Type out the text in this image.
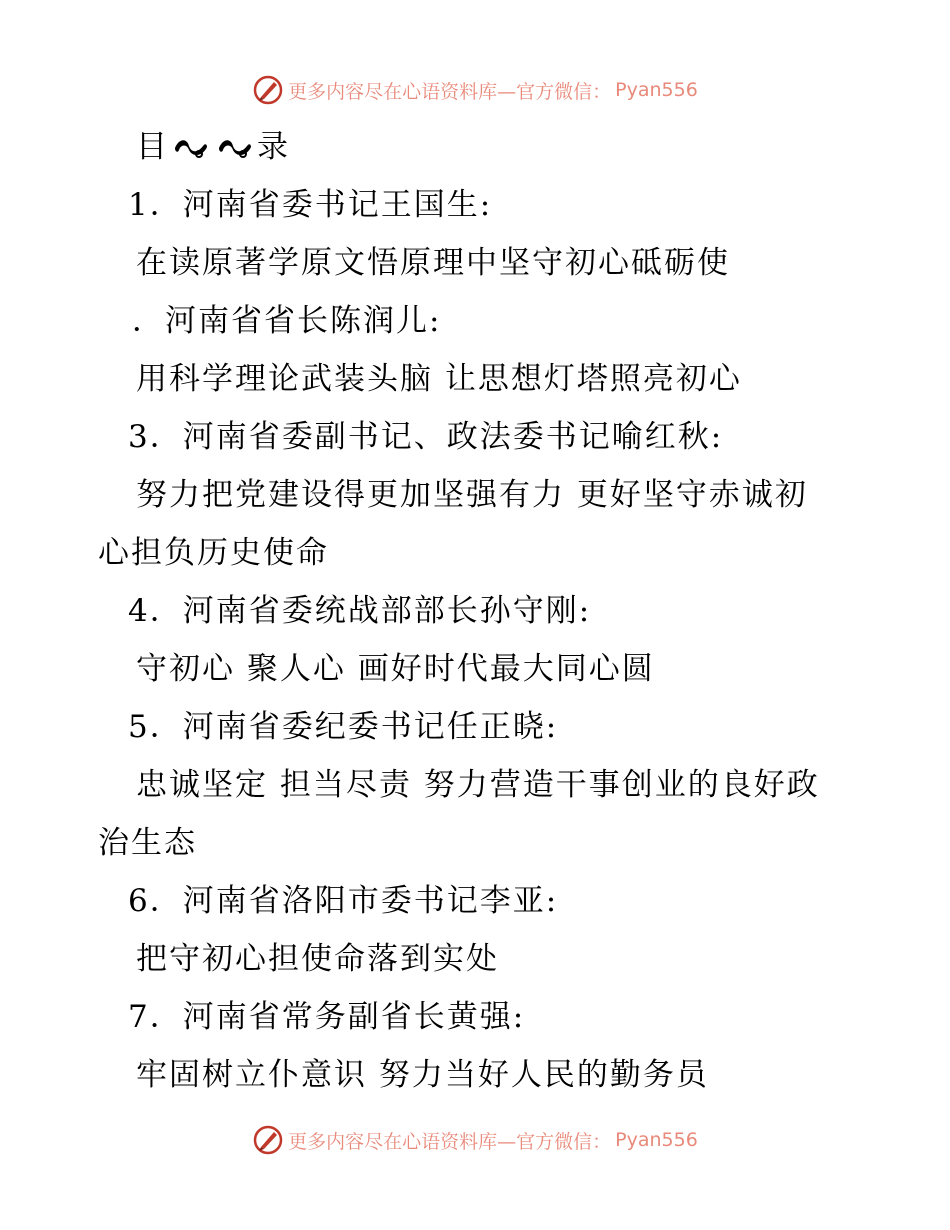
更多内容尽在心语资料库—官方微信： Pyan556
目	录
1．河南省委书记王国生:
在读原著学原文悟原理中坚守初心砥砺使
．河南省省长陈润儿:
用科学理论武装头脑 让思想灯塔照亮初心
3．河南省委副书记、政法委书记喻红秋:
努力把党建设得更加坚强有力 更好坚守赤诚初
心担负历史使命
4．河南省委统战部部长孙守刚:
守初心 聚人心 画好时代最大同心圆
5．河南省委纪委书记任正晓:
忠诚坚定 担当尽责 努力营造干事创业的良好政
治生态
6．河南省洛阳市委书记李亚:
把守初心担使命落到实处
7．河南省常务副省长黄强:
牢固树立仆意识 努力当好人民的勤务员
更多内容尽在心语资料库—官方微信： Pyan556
* * *
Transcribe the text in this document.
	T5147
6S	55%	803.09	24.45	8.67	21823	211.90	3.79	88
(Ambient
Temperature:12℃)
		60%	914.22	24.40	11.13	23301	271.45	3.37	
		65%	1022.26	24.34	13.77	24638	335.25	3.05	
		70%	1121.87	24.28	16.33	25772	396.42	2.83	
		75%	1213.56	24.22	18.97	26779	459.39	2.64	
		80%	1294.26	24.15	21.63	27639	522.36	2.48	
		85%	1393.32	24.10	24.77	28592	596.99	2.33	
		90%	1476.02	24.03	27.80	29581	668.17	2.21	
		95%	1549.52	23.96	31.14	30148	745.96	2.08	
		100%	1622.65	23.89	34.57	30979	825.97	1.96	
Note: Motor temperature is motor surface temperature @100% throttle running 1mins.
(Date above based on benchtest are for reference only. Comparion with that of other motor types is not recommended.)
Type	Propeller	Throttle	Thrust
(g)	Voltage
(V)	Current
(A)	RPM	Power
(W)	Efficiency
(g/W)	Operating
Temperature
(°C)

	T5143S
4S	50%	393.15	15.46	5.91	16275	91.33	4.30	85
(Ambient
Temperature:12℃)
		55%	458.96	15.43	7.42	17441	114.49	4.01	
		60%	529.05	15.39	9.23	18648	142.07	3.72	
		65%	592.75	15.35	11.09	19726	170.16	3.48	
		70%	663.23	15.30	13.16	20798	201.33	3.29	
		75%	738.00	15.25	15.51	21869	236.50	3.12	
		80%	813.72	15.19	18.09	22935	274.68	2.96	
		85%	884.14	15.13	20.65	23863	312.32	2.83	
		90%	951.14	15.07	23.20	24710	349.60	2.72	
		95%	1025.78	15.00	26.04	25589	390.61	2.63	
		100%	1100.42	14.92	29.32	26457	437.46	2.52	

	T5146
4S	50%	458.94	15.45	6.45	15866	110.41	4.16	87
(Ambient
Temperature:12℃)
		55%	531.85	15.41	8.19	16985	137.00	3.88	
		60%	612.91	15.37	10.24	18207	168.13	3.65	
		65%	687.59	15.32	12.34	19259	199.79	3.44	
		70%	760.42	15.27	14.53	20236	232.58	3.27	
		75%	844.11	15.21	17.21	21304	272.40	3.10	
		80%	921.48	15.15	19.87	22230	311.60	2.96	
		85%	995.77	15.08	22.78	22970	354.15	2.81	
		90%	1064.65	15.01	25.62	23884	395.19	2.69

Exercise directions: Above are the records. Identify each line that contains the word "this".

Task answer:
Type out the text in this image.
Transcribe the text in this document.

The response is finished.